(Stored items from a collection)
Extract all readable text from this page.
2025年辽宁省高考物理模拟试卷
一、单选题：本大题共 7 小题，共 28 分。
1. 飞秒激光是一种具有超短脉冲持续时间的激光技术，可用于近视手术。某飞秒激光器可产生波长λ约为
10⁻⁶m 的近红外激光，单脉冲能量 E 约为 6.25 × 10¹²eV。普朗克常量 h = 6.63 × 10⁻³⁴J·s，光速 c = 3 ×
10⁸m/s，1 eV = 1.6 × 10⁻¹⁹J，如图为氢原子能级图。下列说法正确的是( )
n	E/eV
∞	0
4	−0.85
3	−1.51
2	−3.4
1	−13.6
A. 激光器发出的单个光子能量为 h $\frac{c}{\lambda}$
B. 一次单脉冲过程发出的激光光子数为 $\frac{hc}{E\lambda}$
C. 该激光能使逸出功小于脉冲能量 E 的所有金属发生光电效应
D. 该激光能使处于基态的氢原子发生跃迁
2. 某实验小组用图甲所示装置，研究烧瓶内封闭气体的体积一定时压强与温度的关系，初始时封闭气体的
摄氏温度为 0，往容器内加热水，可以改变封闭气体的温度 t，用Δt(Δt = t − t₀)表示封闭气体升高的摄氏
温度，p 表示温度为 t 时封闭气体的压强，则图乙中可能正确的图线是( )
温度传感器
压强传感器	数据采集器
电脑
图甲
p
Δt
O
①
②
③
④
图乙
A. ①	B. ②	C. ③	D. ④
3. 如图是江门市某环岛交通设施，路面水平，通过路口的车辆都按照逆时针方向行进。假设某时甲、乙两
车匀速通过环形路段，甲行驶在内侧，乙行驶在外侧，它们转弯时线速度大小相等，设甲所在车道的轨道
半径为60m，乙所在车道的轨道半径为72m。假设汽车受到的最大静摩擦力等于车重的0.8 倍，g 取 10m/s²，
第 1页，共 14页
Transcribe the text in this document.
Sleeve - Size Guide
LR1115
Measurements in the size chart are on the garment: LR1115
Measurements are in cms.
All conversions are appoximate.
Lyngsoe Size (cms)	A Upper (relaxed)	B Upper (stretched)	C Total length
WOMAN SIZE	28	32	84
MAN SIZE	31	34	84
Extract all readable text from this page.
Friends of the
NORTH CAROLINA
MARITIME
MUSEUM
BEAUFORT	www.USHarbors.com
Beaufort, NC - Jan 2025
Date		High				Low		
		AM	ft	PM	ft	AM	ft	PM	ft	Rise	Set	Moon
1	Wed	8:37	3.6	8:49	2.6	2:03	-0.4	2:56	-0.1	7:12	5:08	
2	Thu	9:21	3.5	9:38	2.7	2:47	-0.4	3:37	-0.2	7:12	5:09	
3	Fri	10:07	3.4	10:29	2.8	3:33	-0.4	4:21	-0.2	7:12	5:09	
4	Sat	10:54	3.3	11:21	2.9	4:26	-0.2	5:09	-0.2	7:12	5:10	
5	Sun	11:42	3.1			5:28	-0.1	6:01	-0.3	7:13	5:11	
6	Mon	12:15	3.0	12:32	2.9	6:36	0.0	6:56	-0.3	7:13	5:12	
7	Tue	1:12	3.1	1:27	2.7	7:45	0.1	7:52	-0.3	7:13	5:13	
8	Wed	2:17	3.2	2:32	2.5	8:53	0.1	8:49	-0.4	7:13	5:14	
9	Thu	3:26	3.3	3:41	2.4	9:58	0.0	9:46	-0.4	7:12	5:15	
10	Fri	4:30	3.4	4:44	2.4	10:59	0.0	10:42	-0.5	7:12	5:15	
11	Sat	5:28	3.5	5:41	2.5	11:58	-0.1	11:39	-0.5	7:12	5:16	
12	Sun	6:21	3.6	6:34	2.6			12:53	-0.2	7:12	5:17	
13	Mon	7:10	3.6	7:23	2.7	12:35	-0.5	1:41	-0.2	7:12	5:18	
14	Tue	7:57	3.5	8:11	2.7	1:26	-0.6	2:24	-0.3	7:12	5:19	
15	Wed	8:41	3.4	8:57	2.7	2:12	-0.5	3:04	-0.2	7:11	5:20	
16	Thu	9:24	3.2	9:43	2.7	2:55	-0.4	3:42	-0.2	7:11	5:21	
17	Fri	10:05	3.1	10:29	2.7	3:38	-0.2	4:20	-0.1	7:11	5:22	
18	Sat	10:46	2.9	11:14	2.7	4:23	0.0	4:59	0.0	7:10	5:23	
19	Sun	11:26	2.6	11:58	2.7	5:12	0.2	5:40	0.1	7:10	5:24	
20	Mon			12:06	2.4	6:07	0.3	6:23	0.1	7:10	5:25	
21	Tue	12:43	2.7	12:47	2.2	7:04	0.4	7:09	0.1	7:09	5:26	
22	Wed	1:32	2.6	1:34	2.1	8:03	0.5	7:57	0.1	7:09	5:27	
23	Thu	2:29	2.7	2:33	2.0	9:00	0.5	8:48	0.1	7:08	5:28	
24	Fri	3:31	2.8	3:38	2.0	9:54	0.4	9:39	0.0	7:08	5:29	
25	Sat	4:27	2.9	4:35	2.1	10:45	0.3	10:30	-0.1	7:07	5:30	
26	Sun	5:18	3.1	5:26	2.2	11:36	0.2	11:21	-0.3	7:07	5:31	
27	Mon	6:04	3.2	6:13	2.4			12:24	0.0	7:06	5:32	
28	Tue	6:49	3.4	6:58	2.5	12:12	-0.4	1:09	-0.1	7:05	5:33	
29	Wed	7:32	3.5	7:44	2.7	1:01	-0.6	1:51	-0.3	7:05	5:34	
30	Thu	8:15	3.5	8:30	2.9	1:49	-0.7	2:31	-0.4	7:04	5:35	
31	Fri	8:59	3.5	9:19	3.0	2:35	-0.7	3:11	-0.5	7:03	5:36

- GOAL -
Restate the whole of the material exactly.

- EXERCISE SOLUTION -
Extract all readable text from this page.
2025年辽宁省高考物理模拟试卷
一、单选题：本大题共 7 小题，共 28 分。
1. 飞秒激光是一种具有超短脉冲持续时间的激光技术，可用于近视手术。某飞秒激光器可产生波长λ约为
10⁻⁶m 的近红外激光，单脉冲能量 E 约为 6.25 × 10¹²eV。普朗克常量 h = 6.63 × 10⁻³⁴J·s，光速 c = 3 ×
10⁸m/s，1 eV = 1.6 × 10⁻¹⁹J，如图为氢原子能级图。下列说法正确的是( )
n	E/eV
∞	0
4	−0.85
3	−1.51
2	−3.4
1	−13.6
A. 激光器发出的单个光子能量为 h $\frac{c}{\lambda}$
B. 一次单脉冲过程发出的激光光子数为 $\frac{hc}{E\lambda}$
C. 该激光能使逸出功小于脉冲能量 E 的所有金属发生光电效应
D. 该激光能使处于基态的氢原子发生跃迁
2. 某实验小组用图甲所示装置，研究烧瓶内封闭气体的体积一定时压强与温度的关系，初始时封闭气体的
摄氏温度为 0，往容器内加热水，可以改变封闭气体的温度 t，用Δt(Δt = t − t₀)表示封闭气体升高的摄氏
温度，p 表示温度为 t 时封闭气体的压强，则图乙中可能正确的图线是( )
温度传感器
压强传感器	数据采集器
电脑
图甲
p
Δt
O
①
②
③
④
图乙
A. ①	B. ②	C. ③	D. ④
3. 如图是江门市某环岛交通设施，路面水平，通过路口的车辆都按照逆时针方向行进。假设某时甲、乙两
车匀速通过环形路段，甲行驶在内侧，乙行驶在外侧，它们转弯时线速度大小相等，设甲所在车道的轨道
半径为60m，乙所在车道的轨道半径为72m。假设汽车受到的最大静摩擦力等于车重的0.8 倍，g 取 10m/s²，
第 1页，共 14页
Transcribe the text in this document.
Sleeve - Size Guide
LR1115
Measurements in the size chart are on the garment: LR1115
Measurements are in cms.
All conversions are appoximate.
Lyngsoe Size (cms)	A Upper (relaxed)	B Upper (stretched)	C Total length
WOMAN SIZE	28	32	84
MAN SIZE	31	34	84
Extract all readable text from this page.
Friends of the
NORTH CAROLINA
MARITIME
MUSEUM
BEAUFORT	www.USHarbors.com
Beaufort, NC - Jan 2025
Date		High				Low		
		AM	ft	PM	ft	AM	ft	PM	ft	Rise	Set	Moon
1	Wed	8:37	3.6	8:49	2.6	2:03	-0.4	2:56	-0.1	7:12	5:08	
2	Thu	9:21	3.5	9:38	2.7	2:47	-0.4	3:37	-0.2	7:12	5:09	
3	Fri	10:07	3.4	10:29	2.8	3:33	-0.4	4:21	-0.2	7:12	5:09	
4	Sat	10:54	3.3	11:21	2.9	4:26	-0.2	5:09	-0.2	7:12	5:10	
5	Sun	11:42	3.1			5:28	-0.1	6:01	-0.3	7:13	5:11	
6	Mon	12:15	3.0	12:32	2.9	6:36	0.0	6:56	-0.3	7:13	5:12	
7	Tue	1:12	3.1	1:27	2.7	7:45	0.1	7:52	-0.3	7:13	5:13	
8	Wed	2:17	3.2	2:32	2.5	8:53	0.1	8:49	-0.4	7:13	5:14	
9	Thu	3:26	3.3	3:41	2.4	9:58	0.0	9:46	-0.4	7:12	5:15	
10	Fri	4:30	3.4	4:44	2.4	10:59	0.0	10:42	-0.5	7:12	5:15	
11	Sat	5:28	3.5	5:41	2.5	11:58	-0.1	11:39	-0.5	7:12	5:16	
12	Sun	6:21	3.6	6:34	2.6			12:53	-0.2	7:12	5:17	
13	Mon	7:10	3.6	7:23	2.7	12:35	-0.5	1:41	-0.2	7:12	5:18	
14	Tue	7:57	3.5	8:11	2.7	1:26	-0.6	2:24	-0.3	7:12	5:19	
15	Wed	8:41	3.4	8:57	2.7	2:12	-0.5	3:04	-0.2	7:11	5:20	
16	Thu	9:24	3.2	9:43	2.7	2:55	-0.4	3:42	-0.2	7:11	5:21	
17	Fri	10:05	3.1	10:29	2.7	3:38	-0.2	4:20	-0.1	7:11	5:22	
18	Sat	10:46	2.9	11:14	2.7	4:23	0.0	4:59	0.0	7:10	5:23	
19	Sun	11:26	2.6	11:58	2.7	5:12	0.2	5:40	0.1	7:10	5:24	
20	Mon			12:06	2.4	6:07	0.3	6:23	0.1	7:10	5:25	
21	Tue	12:43	2.7	12:47	2.2	7:04	0.4	7:09	0.1	7:09	5:26	
22	Wed	1:32	2.6	1:34	2.1	8:03	0.5	7:57	0.1	7:09	5:27	
23	Thu	2:29	2.7	2:33	2.0	9:00	0.5	8:48	0.1	7:08	5:28	
24	Fri	3:31	2.8	3:38	2.0	9:54	0.4	9:39	0.0	7:08	5:29	
25	Sat	4:27	2.9	4:35	2.1	10:45	0.3	10:30	-0.1	7:07	5:30	
26	Sun	5:18	3.1	5:26	2.2	11:36	0.2	11:21	-0.3	7:07	5:31	
27	Mon	6:04	3.2	6:13	2.4			12:24	0.0	7:06	5:32	
28	Tue	6:49	3.4	6:58	2.5	12:12	-0.4	1:09	-0.1	7:05	5:33	
29	Wed	7:32	3.5	7:44	2.7	1:01	-0.6	1:51	-0.3	7:05	5:34	
30	Thu	8:15	3.5	8:30	2.9	1:49	-0.7	2:31	-0.4	7:04	5:35	
31	Fri	8:59	3.5	9:19	3.0	2:35	-0.7	3:11	-0.5	7:03	5:36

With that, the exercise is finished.